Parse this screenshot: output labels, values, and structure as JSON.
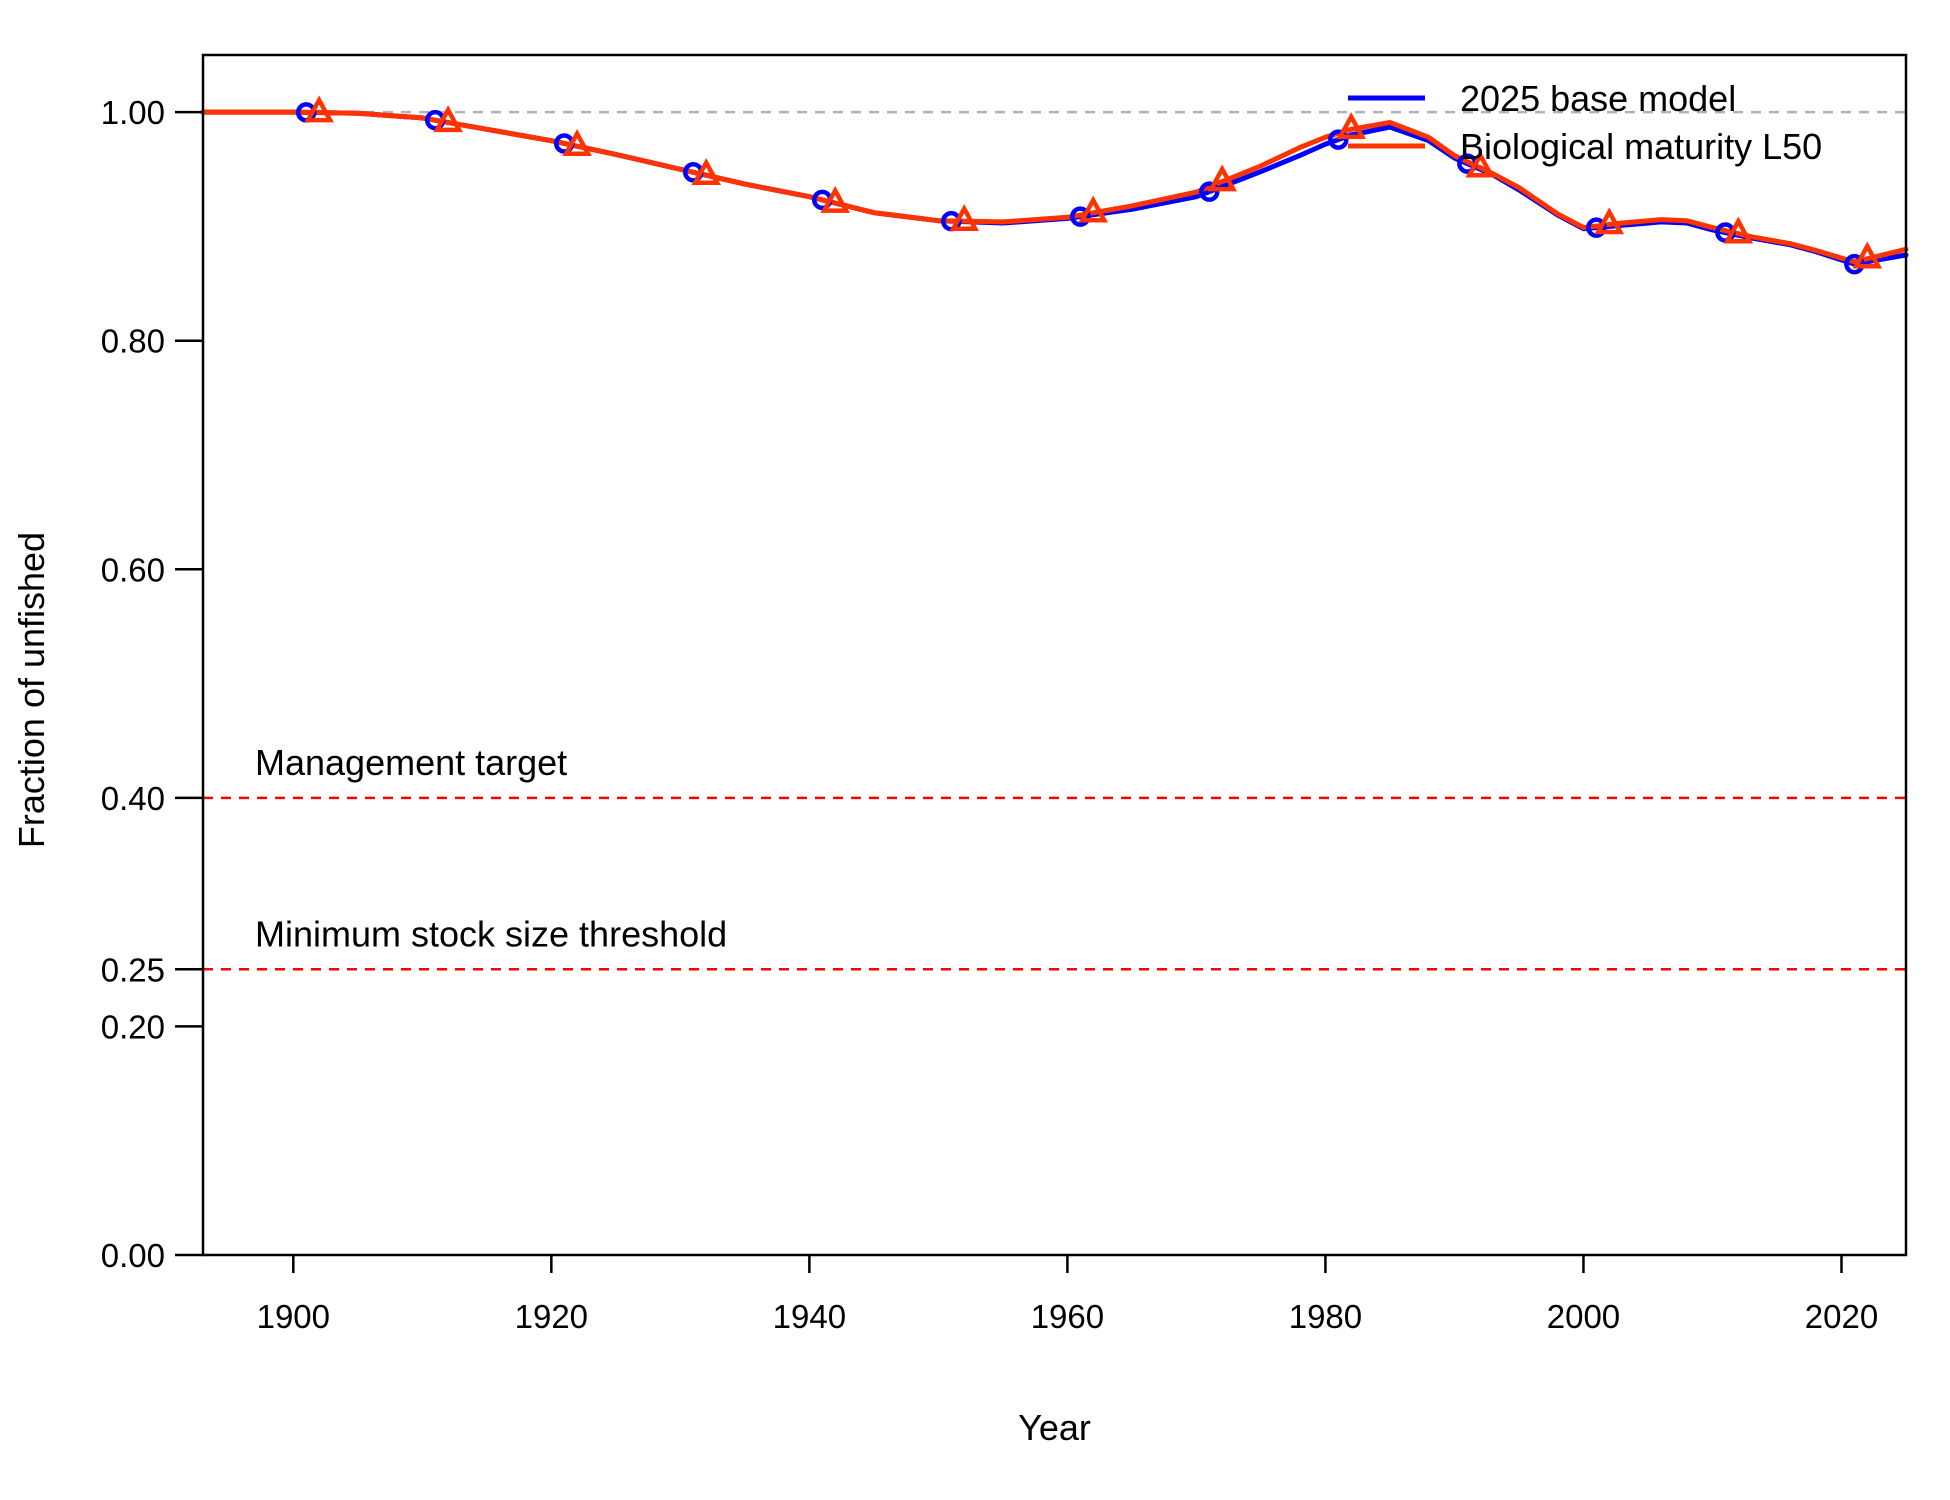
{
  "chart_data": {
    "type": "line",
    "title": "",
    "xlabel": "Year",
    "ylabel": "Fraction of unfished",
    "xlim": [
      1893,
      2025
    ],
    "ylim": [
      0,
      1.05
    ],
    "x_ticks": [
      1900,
      1920,
      1940,
      1960,
      1980,
      2000,
      2020
    ],
    "x_tick_labels": [
      "1900",
      "1920",
      "1940",
      "1960",
      "1980",
      "2000",
      "2020"
    ],
    "y_ticks": [
      0.0,
      0.2,
      0.25,
      0.4,
      0.6,
      0.8,
      1.0
    ],
    "y_tick_labels": [
      "0.00",
      "0.20",
      "0.25",
      "0.40",
      "0.60",
      "0.80",
      "1.00"
    ],
    "grid": false,
    "legend_position": "top-right",
    "reference_lines": [
      {
        "y": 1.0,
        "color": "#b3b3b3",
        "style": "dashed",
        "label": ""
      },
      {
        "y": 0.4,
        "color": "#ff0000",
        "style": "dashed",
        "label": "Management target"
      },
      {
        "y": 0.25,
        "color": "#ff0000",
        "style": "dashed",
        "label": "Minimum stock size threshold"
      }
    ],
    "series": [
      {
        "name": "2025 base model",
        "color": "#0000ff",
        "marker": "circle",
        "marker_x": [
          1901,
          1911,
          1921,
          1931,
          1941,
          1951,
          1961,
          1971,
          1981,
          1991,
          2001,
          2011,
          2021
        ],
        "x": [
          1893,
          1895,
          1900,
          1905,
          1910,
          1915,
          1920,
          1925,
          1930,
          1935,
          1940,
          1945,
          1950,
          1955,
          1960,
          1965,
          1970,
          1975,
          1978,
          1980,
          1982,
          1985,
          1988,
          1990,
          1993,
          1995,
          1998,
          2000,
          2003,
          2006,
          2008,
          2010,
          2013,
          2016,
          2018,
          2021,
          2025
        ],
        "y": [
          1.0,
          1.0,
          1.0,
          0.999,
          0.995,
          0.985,
          0.975,
          0.963,
          0.95,
          0.937,
          0.926,
          0.912,
          0.905,
          0.903,
          0.907,
          0.915,
          0.926,
          0.948,
          0.962,
          0.972,
          0.98,
          0.987,
          0.975,
          0.96,
          0.945,
          0.932,
          0.91,
          0.898,
          0.901,
          0.904,
          0.903,
          0.897,
          0.89,
          0.884,
          0.878,
          0.867,
          0.875
        ]
      },
      {
        "name": "Biological maturity L50",
        "color": "#ff3300",
        "marker": "triangle",
        "marker_x": [
          1902,
          1912,
          1922,
          1932,
          1942,
          1952,
          1962,
          1972,
          1982,
          1992,
          2002,
          2012,
          2022
        ],
        "x": [
          1893,
          1895,
          1900,
          1905,
          1910,
          1915,
          1920,
          1925,
          1930,
          1935,
          1940,
          1945,
          1950,
          1955,
          1960,
          1965,
          1970,
          1975,
          1978,
          1980,
          1982,
          1985,
          1988,
          1990,
          1993,
          1995,
          1998,
          2000,
          2003,
          2006,
          2008,
          2010,
          2013,
          2016,
          2018,
          2021,
          2025
        ],
        "y": [
          1.0,
          1.0,
          1.0,
          0.999,
          0.995,
          0.985,
          0.975,
          0.963,
          0.95,
          0.937,
          0.926,
          0.912,
          0.905,
          0.904,
          0.908,
          0.918,
          0.93,
          0.953,
          0.969,
          0.978,
          0.985,
          0.991,
          0.978,
          0.962,
          0.946,
          0.934,
          0.911,
          0.899,
          0.903,
          0.906,
          0.905,
          0.899,
          0.891,
          0.885,
          0.879,
          0.869,
          0.88
        ]
      }
    ]
  }
}
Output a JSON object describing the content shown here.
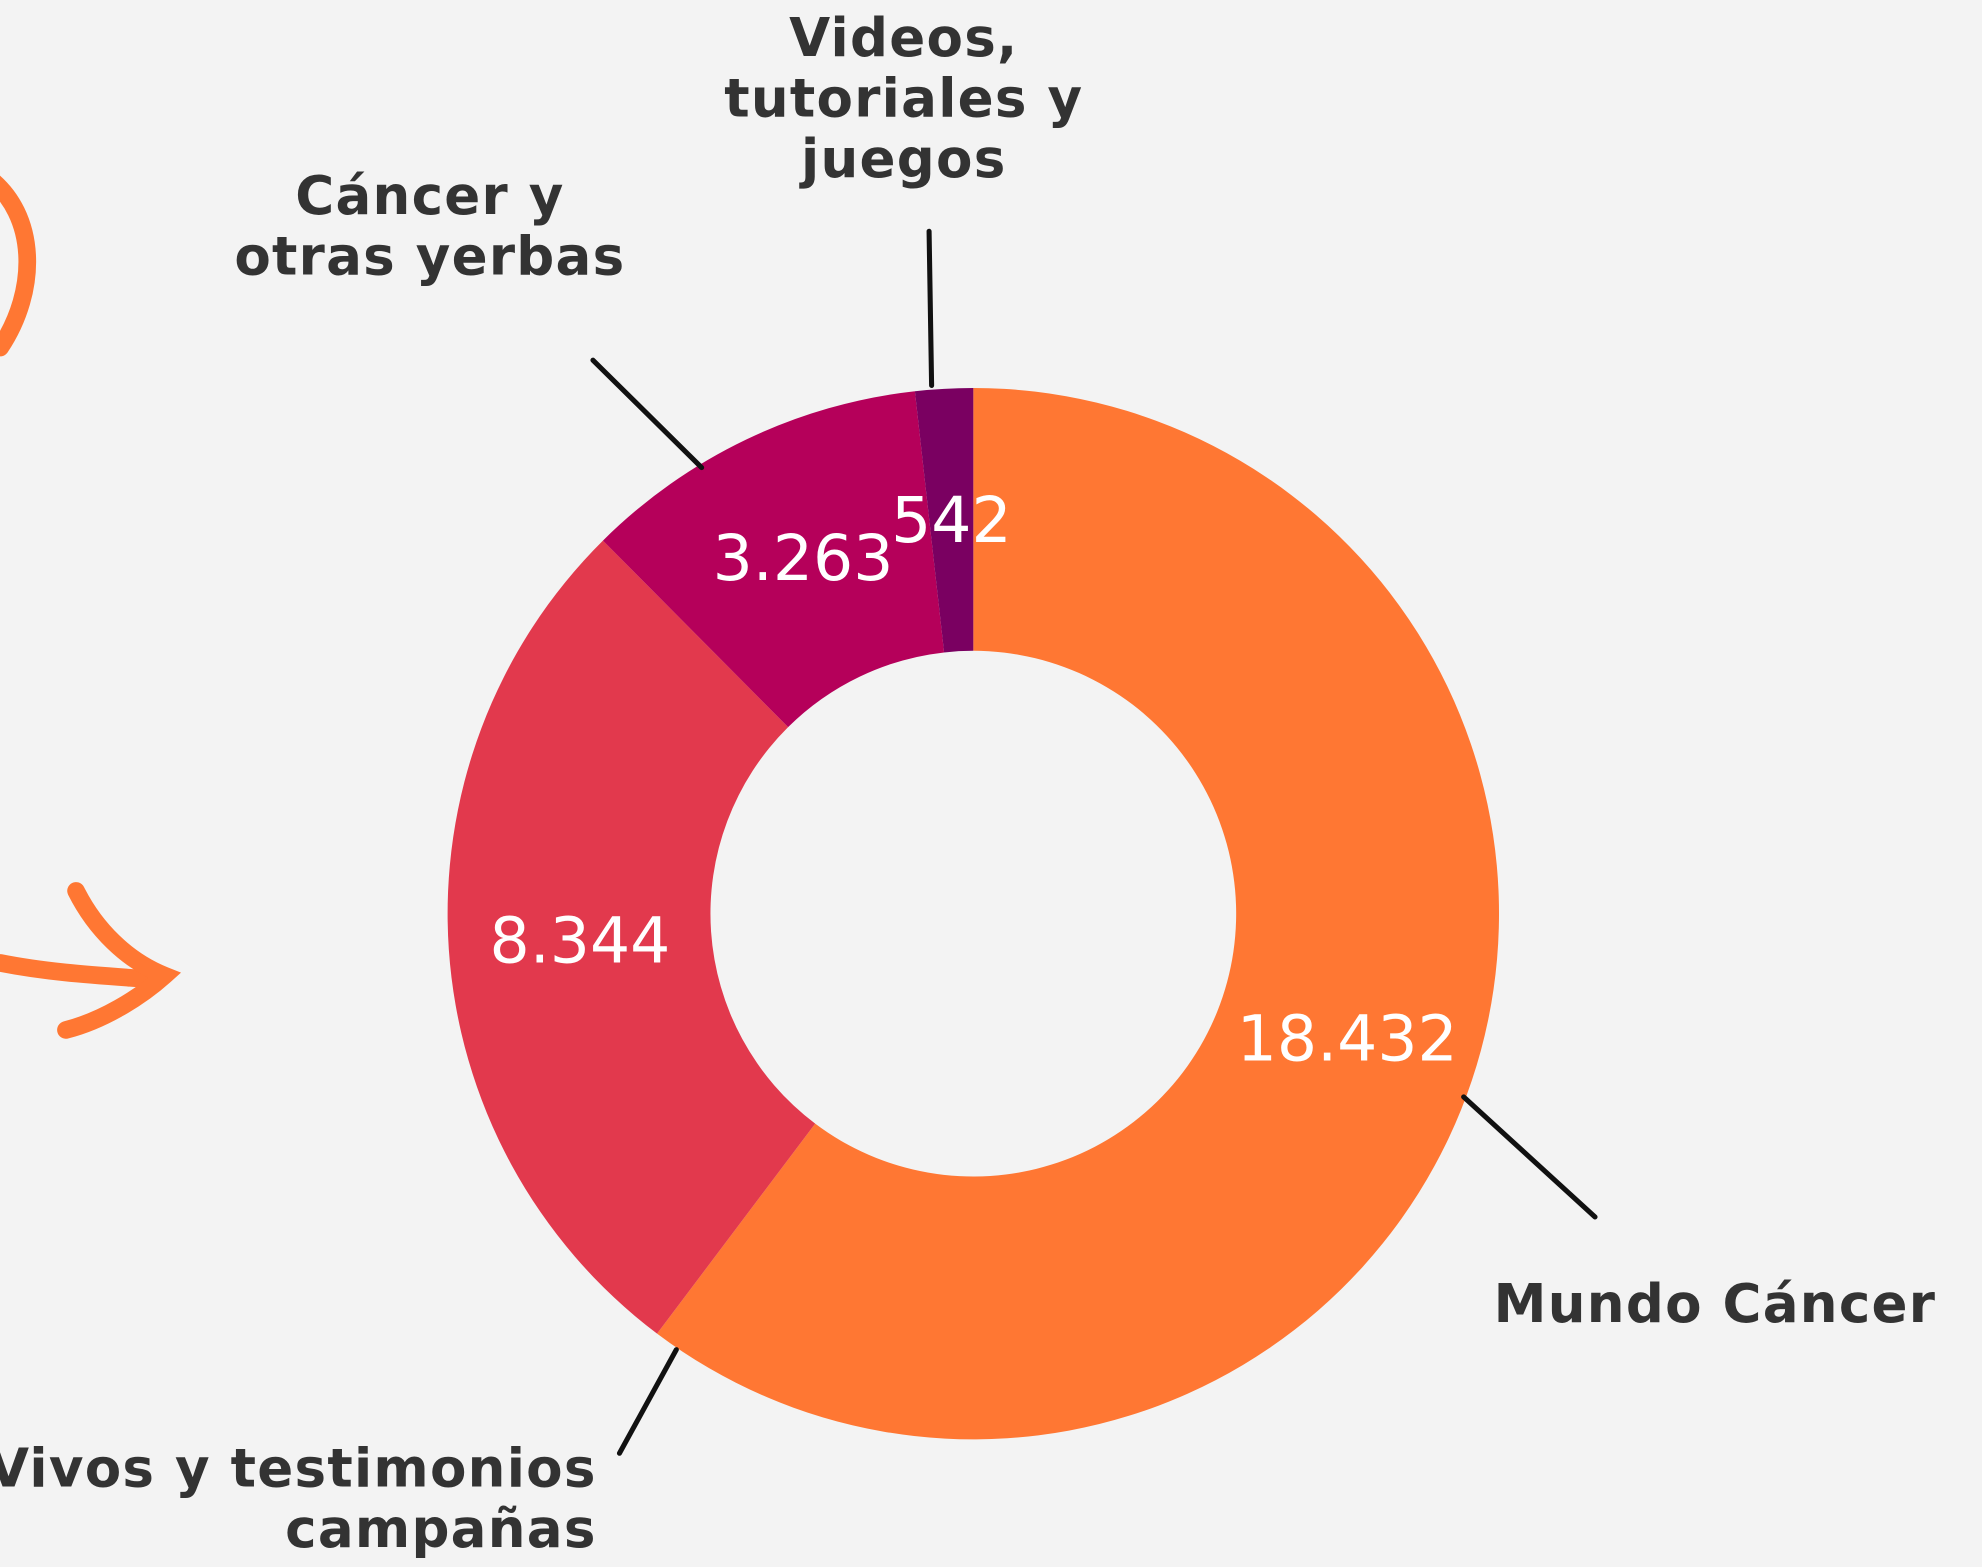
{
  "chart_data": {
    "type": "donut",
    "categories": [
      "Mundo Cáncer",
      "Vivos y testimonios\ncampañas",
      "Cáncer y\notras yerbas",
      "Videos,\ntutoriales y\njuegos"
    ],
    "values": [
      18432,
      8344,
      3263,
      542
    ],
    "value_labels": [
      "18.432",
      "8.344",
      "3.263",
      "542"
    ],
    "colors": [
      "#ff7733",
      "#e2394d",
      "#b5005a",
      "#7a0061"
    ]
  }
}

- _Exercise brief_: Exactly repeat every line from the line that includes "Output a JSON" to the end of the listing, and nothing else, leaving pictures out.

- _Correct result_:
Output a JSON object describing the content shown here.
{
  "chart_data": {
    "type": "donut",
    "categories": [
      "Mundo Cáncer",
      "Vivos y testimonios\ncampañas",
      "Cáncer y\notras yerbas",
      "Videos,\ntutoriales y\njuegos"
    ],
    "values": [
      18432,
      8344,
      3263,
      542
    ],
    "value_labels": [
      "18.432",
      "8.344",
      "3.263",
      "542"
    ],
    "colors": [
      "#ff7733",
      "#e2394d",
      "#b5005a",
      "#7a0061"
    ]
  }
}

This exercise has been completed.